Reproduce only the lines from the line containing "Give me the" to the end of the entries below, including both of those lines.
--- start ---
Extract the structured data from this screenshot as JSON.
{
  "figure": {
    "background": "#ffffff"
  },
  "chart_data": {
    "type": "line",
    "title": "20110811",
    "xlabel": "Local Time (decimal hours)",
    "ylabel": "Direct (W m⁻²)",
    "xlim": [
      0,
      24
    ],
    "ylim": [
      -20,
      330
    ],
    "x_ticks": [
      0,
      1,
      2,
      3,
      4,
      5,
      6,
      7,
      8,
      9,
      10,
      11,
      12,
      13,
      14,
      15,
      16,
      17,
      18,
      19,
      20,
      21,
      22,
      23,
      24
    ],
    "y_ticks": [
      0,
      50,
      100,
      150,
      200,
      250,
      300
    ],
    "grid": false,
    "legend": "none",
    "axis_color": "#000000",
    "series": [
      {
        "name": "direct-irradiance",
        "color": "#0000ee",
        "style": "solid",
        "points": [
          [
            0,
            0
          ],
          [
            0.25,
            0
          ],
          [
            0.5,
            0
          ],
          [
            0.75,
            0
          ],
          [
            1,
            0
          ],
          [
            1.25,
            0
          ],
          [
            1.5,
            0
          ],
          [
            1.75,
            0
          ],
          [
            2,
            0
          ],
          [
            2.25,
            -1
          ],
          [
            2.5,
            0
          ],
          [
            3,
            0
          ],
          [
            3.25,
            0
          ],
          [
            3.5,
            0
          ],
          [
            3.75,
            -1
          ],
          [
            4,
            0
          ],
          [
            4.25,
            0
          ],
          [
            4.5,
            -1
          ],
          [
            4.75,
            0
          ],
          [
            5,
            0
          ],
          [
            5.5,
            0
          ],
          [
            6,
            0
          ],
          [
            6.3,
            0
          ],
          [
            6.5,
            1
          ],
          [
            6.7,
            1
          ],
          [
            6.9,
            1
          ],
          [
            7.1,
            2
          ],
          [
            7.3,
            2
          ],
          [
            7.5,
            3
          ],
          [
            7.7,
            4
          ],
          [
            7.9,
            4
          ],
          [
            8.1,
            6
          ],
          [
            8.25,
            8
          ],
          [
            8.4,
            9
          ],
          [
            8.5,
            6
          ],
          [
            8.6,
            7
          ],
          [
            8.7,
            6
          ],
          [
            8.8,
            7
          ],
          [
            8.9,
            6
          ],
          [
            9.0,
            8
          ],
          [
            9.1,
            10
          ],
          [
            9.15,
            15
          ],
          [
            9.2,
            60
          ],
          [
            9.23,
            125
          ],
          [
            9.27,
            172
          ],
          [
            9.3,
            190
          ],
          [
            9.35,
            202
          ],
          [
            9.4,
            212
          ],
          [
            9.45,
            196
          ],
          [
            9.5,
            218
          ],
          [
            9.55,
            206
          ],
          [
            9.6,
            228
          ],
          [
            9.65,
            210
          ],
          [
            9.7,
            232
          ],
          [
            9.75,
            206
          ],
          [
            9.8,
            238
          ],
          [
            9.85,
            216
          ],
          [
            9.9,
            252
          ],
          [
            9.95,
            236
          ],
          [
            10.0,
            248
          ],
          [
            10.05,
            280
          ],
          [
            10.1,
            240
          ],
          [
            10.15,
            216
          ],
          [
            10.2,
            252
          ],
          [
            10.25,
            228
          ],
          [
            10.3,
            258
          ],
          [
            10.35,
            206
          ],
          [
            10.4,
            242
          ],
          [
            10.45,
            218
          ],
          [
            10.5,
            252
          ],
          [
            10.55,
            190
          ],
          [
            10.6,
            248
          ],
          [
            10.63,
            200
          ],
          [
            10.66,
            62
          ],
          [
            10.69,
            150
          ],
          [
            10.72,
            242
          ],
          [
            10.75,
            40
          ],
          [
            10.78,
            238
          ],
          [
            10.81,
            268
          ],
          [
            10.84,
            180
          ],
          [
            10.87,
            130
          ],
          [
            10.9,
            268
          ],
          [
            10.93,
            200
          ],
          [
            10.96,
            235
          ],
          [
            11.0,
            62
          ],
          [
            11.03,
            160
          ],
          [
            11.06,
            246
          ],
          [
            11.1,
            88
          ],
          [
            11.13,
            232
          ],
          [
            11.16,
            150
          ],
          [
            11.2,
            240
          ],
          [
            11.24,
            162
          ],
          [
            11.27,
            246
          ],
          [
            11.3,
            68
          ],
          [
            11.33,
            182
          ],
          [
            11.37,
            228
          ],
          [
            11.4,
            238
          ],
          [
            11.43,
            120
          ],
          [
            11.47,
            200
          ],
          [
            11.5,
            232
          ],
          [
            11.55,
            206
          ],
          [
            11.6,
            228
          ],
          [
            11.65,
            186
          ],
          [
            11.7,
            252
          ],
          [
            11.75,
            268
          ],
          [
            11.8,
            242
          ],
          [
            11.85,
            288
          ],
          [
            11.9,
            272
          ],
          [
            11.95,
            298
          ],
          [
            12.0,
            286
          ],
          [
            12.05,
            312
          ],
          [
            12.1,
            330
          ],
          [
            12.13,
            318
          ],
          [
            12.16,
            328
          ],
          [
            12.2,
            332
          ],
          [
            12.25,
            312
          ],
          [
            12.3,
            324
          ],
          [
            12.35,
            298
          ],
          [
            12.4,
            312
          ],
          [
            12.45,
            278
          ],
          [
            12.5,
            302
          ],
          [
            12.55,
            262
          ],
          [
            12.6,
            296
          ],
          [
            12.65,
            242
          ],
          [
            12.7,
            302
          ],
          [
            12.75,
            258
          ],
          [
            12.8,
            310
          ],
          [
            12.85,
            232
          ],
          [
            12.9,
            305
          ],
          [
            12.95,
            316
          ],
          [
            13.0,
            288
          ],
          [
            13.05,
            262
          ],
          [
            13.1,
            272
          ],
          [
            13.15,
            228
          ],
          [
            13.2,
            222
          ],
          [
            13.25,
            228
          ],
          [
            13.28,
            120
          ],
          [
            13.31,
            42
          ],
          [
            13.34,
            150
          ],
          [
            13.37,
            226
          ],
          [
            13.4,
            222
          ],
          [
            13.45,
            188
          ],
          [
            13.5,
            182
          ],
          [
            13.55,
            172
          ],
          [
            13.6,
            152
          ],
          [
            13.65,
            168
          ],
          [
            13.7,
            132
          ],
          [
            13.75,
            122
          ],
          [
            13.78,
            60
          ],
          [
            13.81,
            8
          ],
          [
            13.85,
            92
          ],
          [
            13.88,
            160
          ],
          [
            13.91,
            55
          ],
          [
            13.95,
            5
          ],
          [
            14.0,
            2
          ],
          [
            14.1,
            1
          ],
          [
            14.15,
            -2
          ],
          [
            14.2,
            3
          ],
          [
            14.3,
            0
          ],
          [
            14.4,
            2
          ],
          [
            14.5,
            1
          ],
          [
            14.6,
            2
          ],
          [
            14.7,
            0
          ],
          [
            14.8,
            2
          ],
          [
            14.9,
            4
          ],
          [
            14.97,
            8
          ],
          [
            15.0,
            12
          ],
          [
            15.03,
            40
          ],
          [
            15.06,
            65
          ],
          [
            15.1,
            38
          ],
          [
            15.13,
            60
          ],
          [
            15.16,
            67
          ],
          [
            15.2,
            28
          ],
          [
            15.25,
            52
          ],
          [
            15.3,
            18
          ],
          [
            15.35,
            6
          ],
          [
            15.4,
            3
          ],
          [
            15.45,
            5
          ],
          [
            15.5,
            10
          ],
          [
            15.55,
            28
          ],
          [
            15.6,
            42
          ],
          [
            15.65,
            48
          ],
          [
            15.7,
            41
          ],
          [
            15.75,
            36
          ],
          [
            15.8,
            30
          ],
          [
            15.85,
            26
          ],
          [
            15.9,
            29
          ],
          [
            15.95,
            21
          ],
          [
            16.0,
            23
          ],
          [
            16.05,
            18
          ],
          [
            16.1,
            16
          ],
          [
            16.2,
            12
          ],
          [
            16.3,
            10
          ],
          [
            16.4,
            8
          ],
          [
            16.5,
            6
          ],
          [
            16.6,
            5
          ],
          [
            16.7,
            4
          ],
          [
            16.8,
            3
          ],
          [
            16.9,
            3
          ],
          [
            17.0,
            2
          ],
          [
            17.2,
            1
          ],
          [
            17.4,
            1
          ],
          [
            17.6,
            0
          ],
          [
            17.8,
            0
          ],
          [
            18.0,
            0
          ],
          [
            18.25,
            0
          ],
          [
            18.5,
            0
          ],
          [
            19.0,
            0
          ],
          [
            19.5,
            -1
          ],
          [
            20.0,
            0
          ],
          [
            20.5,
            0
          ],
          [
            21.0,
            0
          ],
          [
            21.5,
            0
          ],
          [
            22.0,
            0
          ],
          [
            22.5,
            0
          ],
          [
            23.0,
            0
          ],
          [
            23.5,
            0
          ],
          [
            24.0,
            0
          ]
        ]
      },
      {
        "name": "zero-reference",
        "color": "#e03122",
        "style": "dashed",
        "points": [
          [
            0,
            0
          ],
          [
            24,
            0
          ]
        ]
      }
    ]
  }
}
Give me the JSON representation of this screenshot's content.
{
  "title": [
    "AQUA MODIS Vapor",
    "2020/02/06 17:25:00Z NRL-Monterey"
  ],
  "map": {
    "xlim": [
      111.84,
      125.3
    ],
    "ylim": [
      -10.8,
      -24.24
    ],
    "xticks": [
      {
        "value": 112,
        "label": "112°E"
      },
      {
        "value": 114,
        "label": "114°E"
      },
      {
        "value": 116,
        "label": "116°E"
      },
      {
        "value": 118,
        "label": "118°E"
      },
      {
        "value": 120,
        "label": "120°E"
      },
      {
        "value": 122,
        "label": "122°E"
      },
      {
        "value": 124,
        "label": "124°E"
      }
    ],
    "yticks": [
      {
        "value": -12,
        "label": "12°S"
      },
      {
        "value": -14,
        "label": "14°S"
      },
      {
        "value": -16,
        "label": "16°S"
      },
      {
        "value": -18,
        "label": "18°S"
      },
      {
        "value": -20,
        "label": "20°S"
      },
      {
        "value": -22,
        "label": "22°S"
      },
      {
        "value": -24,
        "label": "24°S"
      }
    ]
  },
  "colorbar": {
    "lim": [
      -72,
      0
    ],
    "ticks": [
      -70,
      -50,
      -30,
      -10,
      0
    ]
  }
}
--- end ---
(Exercise result):
Give me the JSON representation of this screenshot's content.
{
  "title": [
    "AQUA MODIS Vapor",
    "2020/02/06 17:25:00Z NRL-Monterey"
  ],
  "map": {
    "xlim": [
      111.84,
      125.3
    ],
    "ylim": [
      -10.8,
      -24.24
    ],
    "xticks": [
      {
        "value": 112,
        "label": "112°E"
      },
      {
        "value": 114,
        "label": "114°E"
      },
      {
        "value": 116,
        "label": "116°E"
      },
      {
        "value": 118,
        "label": "118°E"
      },
      {
        "value": 120,
        "label": "120°E"
      },
      {
        "value": 122,
        "label": "122°E"
      },
      {
        "value": 124,
        "label": "124°E"
      }
    ],
    "yticks": [
      {
        "value": -12,
        "label": "12°S"
      },
      {
        "value": -14,
        "label": "14°S"
      },
      {
        "value": -16,
        "label": "16°S"
      },
      {
        "value": -18,
        "label": "18°S"
      },
      {
        "value": -20,
        "label": "20°S"
      },
      {
        "value": -22,
        "label": "22°S"
      },
      {
        "value": -24,
        "label": "24°S"
      }
    ]
  },
  "colorbar": {
    "lim": [
      -72,
      0
    ],
    "ticks": [
      -70,
      -50,
      -30,
      -10,
      0
    ]
  }
}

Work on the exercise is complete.